(Dataset items)
►
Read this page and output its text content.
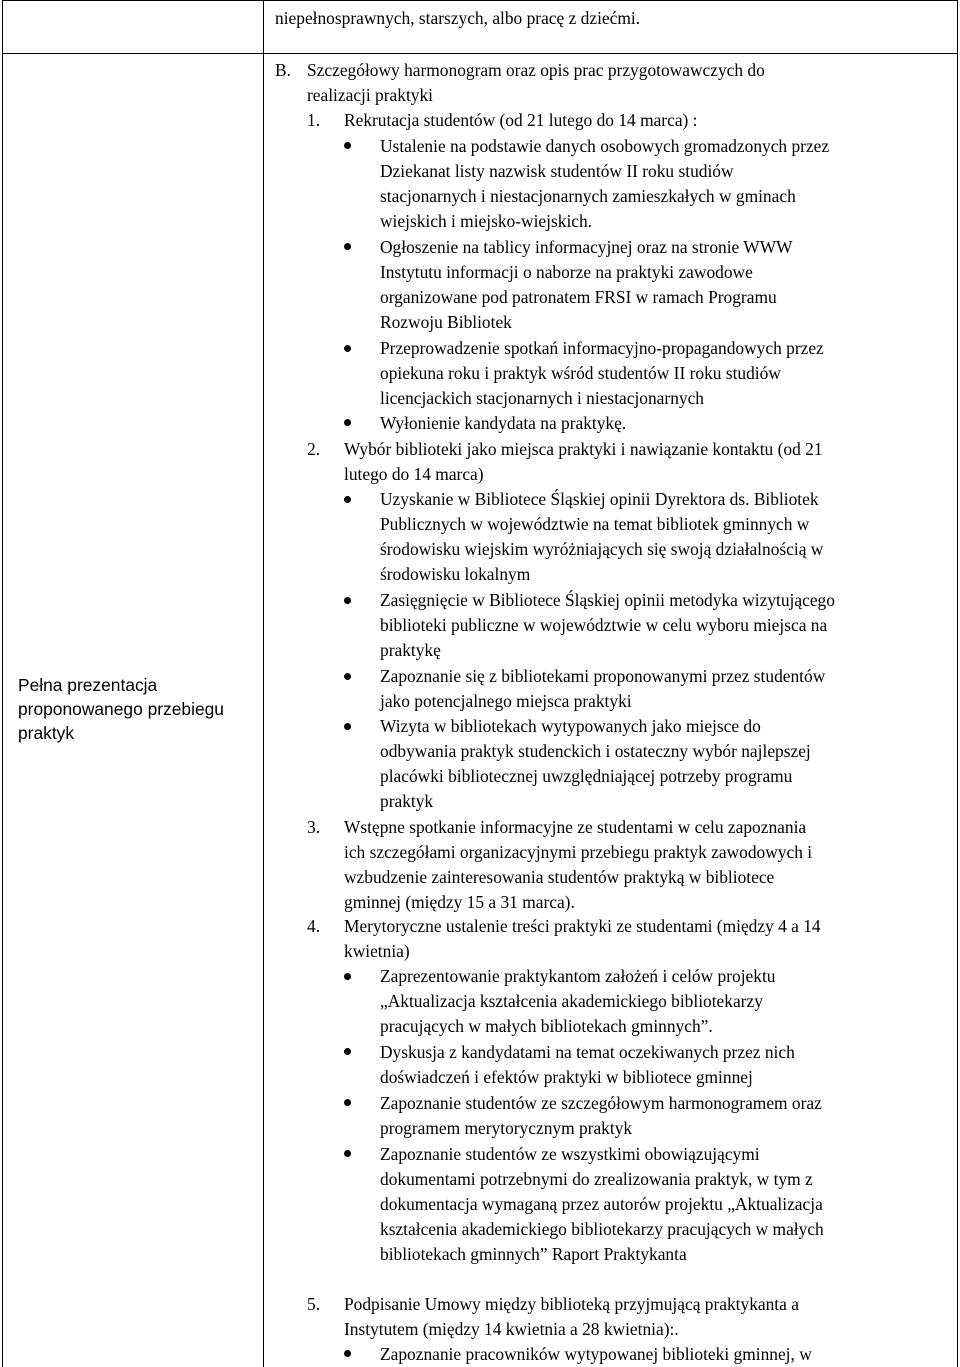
niepełnosprawnych, starszych, albo pracę z dziećmi.
Pełna prezentacja proponowanego przebiegu praktyk
B. Szczegółowy harmonogram oraz opis prac przygotowawczych do
realizacji praktyki
1. Rekrutacja studentów (od 21 lutego do 14 marca) :
Ustalenie na podstawie danych osobowych gromadzonych przez
Dziekanat listy nazwisk studentów II roku studiów
stacjonarnych i niestacjonarnych zamieszkałych w gminach
wiejskich i miejsko-wiejskich.
Ogłoszenie na tablicy informacyjnej oraz na stronie WWW
Instytutu informacji o naborze na praktyki zawodowe
organizowane pod patronatem FRSI w ramach Programu
Rozwoju Bibliotek
Przeprowadzenie spotkań informacyjno-propagandowych przez
opiekuna roku i praktyk wśród studentów II roku studiów
licencjackich stacjonarnych i niestacjonarnych
Wyłonienie kandydata na praktykę.
2. Wybór biblioteki jako miejsca praktyki i nawiązanie kontaktu (od 21
lutego do 14 marca)
Uzyskanie w Bibliotece Śląskiej opinii Dyrektora ds. Bibliotek
Publicznych w województwie na temat bibliotek gminnych w
środowisku wiejskim wyróżniających się swoją działalnością w
środowisku lokalnym
Zasięgnięcie w Bibliotece Śląskiej opinii metodyka wizytującego
biblioteki publiczne w województwie w celu wyboru miejsca na
praktykę
Zapoznanie się z bibliotekami proponowanymi przez studentów
jako potencjalnego miejsca praktyki
Wizyta w bibliotekach wytypowanych jako miejsce do
odbywania praktyk studenckich i ostateczny wybór najlepszej
placówki bibliotecznej uwzględniającej potrzeby programu
praktyk
3. Wstępne spotkanie informacyjne ze studentami w celu zapoznania
ich szczegółami organizacyjnymi przebiegu praktyk zawodowych i
wzbudzenie zainteresowania studentów praktyką w bibliotece
gminnej (między 15 a 31 marca).
4. Merytoryczne ustalenie treści praktyki ze studentami (między 4 a 14
kwietnia)
Zaprezentowanie praktykantom założeń i celów projektu
„Aktualizacja kształcenia akademickiego bibliotekarzy
pracujących w małych bibliotekach gminnych”.
Dyskusja z kandydatami na temat oczekiwanych przez nich
doświadczeń i efektów praktyki w bibliotece gminnej
Zapoznanie studentów ze szczegółowym harmonogramem oraz
programem merytorycznym praktyk
Zapoznanie studentów ze wszystkimi obowiązującymi
dokumentami potrzebnymi do zrealizowania praktyk, w tym z
dokumentacja wymaganą przez autorów projektu „Aktualizacja
kształcenia akademickiego bibliotekarzy pracujących w małych
bibliotekach gminnych” Raport Praktykanta
5. Podpisanie Umowy między biblioteką przyjmującą praktykanta a
Instytutem (między 14 kwietnia a 28 kwietnia):.
Zapoznanie pracowników wytypowanej biblioteki gminnej, w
◄
Exercise instructions – Read through the entries and copy every line that includes "kształcenia".

Final result –
„Aktualizacja kształcenia akademickiego bibliotekarzy
kształcenia akademickiego bibliotekarzy pracujących w małych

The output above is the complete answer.